Filter this data down to the lines that hold "propagation", and copy them.

┌─ Dataset records

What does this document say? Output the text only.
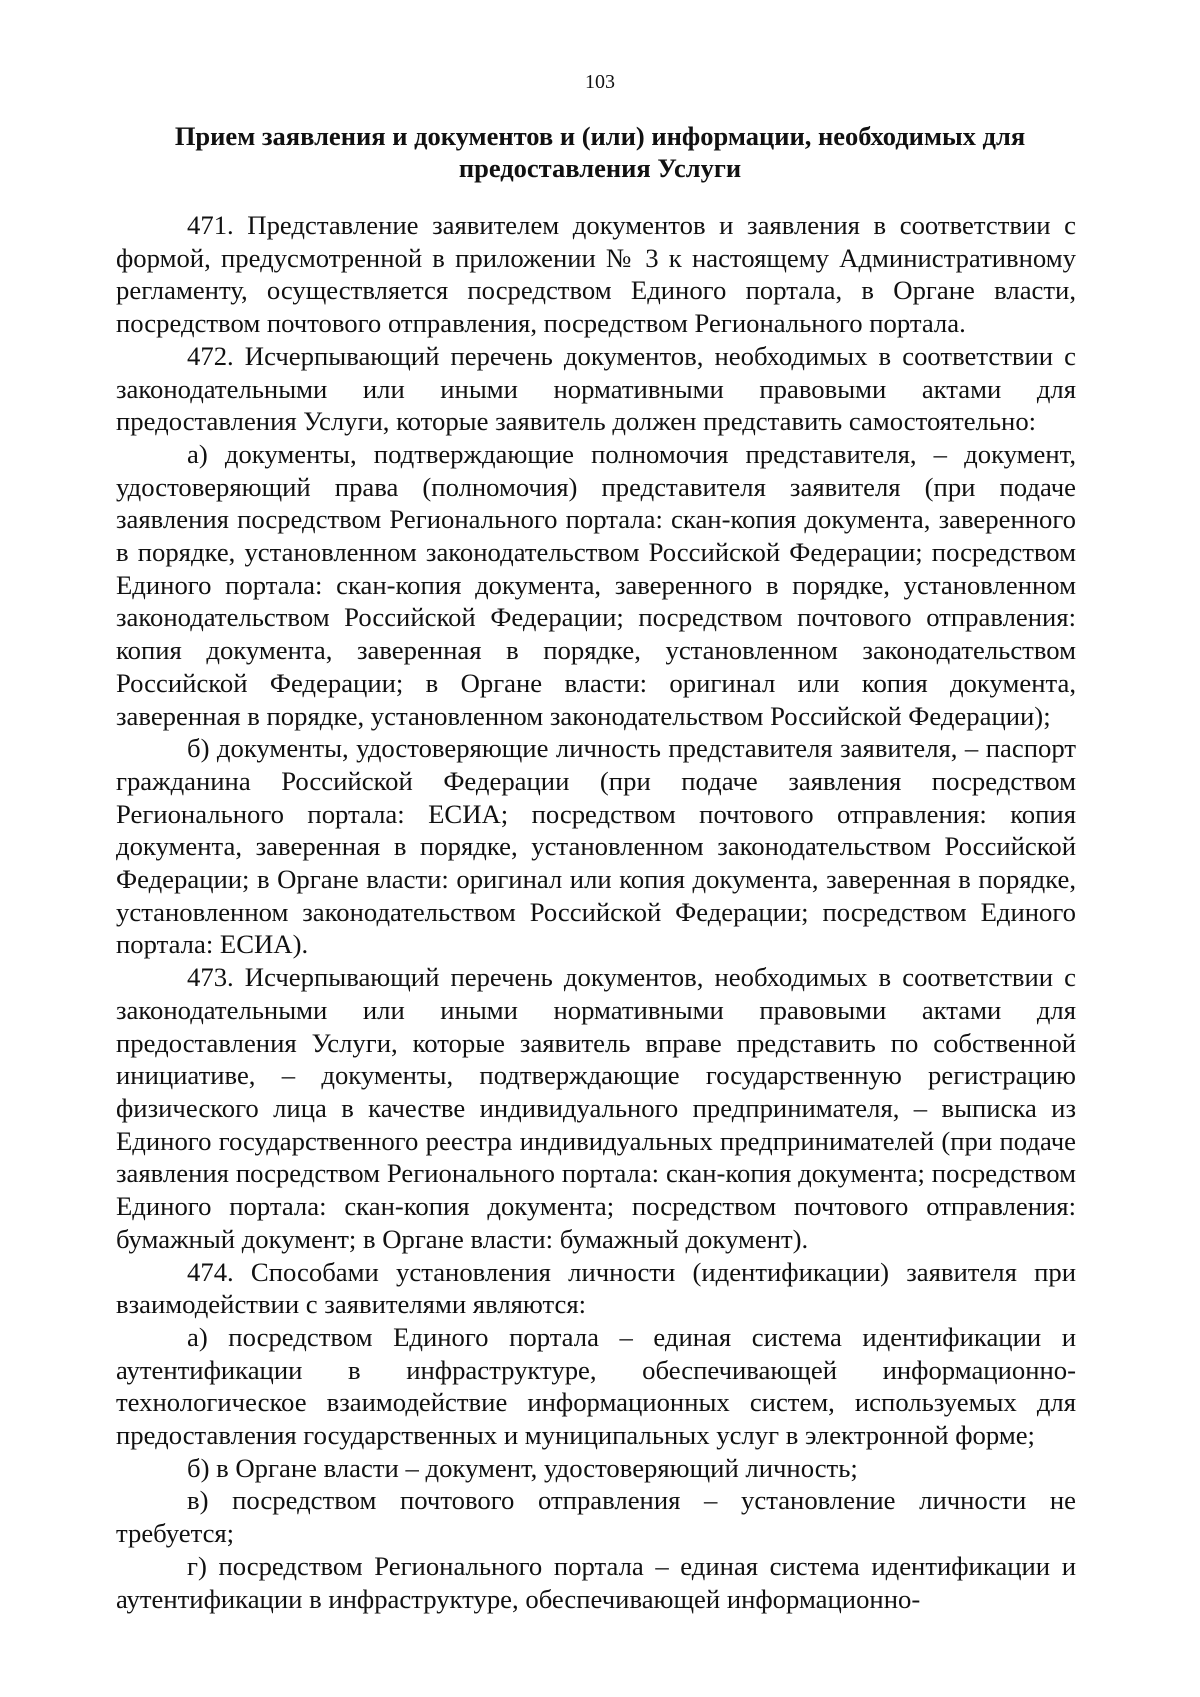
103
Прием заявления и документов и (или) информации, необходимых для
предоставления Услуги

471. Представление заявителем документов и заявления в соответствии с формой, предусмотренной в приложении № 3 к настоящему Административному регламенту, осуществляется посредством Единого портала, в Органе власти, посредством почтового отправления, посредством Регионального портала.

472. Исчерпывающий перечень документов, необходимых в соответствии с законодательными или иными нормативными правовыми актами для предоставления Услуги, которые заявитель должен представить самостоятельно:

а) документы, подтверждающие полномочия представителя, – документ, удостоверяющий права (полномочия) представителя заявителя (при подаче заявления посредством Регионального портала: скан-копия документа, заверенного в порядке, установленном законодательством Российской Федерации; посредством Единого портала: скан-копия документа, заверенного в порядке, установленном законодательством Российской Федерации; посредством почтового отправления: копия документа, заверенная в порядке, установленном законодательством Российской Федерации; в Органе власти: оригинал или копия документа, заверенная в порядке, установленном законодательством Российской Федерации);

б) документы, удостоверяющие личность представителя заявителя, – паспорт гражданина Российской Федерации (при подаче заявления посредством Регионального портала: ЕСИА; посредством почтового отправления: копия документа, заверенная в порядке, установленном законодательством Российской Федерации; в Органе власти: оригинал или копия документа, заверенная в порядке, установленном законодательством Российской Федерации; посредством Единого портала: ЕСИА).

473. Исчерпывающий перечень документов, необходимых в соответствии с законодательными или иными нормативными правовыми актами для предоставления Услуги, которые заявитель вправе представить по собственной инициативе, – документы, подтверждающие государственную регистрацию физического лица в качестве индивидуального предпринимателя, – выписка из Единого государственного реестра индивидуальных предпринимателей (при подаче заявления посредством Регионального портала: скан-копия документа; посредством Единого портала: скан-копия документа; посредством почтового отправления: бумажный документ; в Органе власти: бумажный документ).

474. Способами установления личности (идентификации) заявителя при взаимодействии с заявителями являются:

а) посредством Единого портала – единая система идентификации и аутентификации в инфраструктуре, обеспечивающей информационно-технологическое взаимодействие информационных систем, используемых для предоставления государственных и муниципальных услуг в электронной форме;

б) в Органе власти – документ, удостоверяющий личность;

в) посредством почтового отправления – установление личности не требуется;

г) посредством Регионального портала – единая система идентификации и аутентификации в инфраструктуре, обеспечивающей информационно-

└─
┌─ Dataset records

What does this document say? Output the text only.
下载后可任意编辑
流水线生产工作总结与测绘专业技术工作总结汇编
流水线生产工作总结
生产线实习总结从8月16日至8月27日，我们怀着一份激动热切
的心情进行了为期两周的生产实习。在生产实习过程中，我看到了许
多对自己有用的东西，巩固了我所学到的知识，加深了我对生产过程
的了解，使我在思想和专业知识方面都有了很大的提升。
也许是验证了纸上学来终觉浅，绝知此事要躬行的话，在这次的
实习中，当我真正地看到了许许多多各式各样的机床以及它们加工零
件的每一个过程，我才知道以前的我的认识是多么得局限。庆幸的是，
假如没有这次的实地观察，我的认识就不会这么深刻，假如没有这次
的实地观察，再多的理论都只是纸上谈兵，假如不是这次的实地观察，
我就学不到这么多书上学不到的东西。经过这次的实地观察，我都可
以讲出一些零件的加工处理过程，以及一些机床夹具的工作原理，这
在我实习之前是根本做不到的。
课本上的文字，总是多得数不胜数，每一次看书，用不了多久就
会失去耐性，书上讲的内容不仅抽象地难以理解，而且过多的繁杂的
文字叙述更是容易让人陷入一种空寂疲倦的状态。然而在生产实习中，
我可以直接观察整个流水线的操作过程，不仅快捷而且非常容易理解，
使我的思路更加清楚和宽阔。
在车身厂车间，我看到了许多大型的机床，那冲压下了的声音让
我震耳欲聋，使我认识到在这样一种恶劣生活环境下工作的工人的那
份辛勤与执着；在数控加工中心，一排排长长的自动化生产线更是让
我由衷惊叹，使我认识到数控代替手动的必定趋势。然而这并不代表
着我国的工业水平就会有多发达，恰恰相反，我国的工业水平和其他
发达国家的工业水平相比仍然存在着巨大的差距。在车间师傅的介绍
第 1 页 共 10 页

└─
┌─ Dataset records

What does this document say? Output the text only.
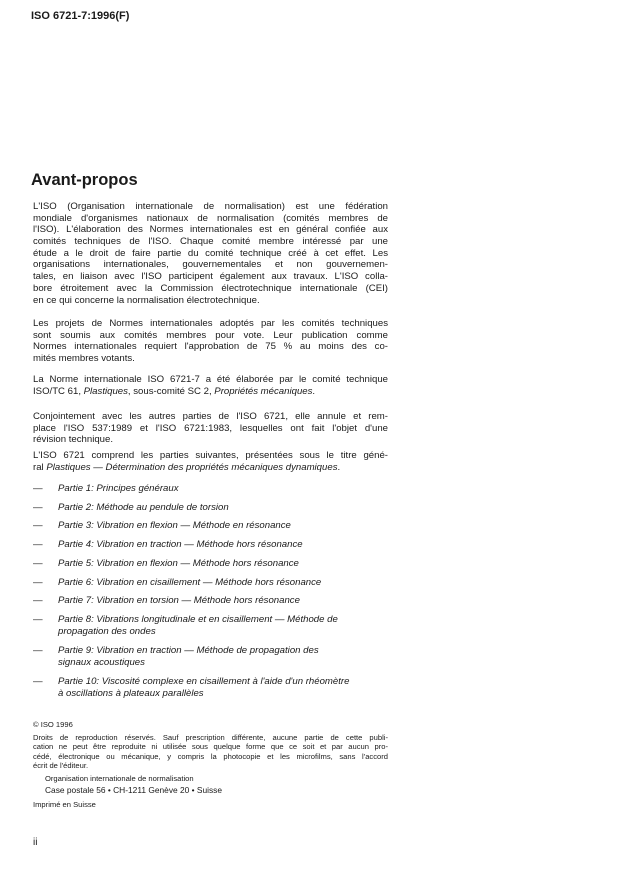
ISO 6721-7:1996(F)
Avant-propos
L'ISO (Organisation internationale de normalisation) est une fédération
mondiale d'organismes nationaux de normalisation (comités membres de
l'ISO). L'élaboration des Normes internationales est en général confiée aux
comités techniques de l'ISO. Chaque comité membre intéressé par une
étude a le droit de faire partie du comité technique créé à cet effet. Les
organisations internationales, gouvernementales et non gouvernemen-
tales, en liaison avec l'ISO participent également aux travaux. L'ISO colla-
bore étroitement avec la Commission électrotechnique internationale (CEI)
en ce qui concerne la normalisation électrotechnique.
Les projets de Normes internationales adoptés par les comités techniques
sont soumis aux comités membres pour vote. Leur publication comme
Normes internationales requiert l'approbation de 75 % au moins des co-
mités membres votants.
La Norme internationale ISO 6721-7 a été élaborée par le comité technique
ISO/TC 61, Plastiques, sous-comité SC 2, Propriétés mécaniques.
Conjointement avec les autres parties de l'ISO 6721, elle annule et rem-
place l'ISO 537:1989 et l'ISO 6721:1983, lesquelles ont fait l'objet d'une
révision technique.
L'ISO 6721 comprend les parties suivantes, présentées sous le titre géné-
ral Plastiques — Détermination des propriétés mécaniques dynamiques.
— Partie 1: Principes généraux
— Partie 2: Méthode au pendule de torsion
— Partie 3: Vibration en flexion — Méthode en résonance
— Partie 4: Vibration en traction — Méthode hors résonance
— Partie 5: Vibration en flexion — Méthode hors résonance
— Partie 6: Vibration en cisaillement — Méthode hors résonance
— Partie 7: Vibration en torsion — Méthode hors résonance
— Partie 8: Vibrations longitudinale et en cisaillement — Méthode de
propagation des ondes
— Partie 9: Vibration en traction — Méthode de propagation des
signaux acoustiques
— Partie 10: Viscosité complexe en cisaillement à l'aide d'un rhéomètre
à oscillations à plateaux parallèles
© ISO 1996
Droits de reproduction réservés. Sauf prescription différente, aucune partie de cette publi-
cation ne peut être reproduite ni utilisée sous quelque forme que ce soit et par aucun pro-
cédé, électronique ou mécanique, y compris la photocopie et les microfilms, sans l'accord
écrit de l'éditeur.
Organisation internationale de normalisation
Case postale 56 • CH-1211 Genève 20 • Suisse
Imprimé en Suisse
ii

└─

**Response for this exercise:**
propagation des ondes
— Partie 9: Vibration en traction — Méthode de propagation des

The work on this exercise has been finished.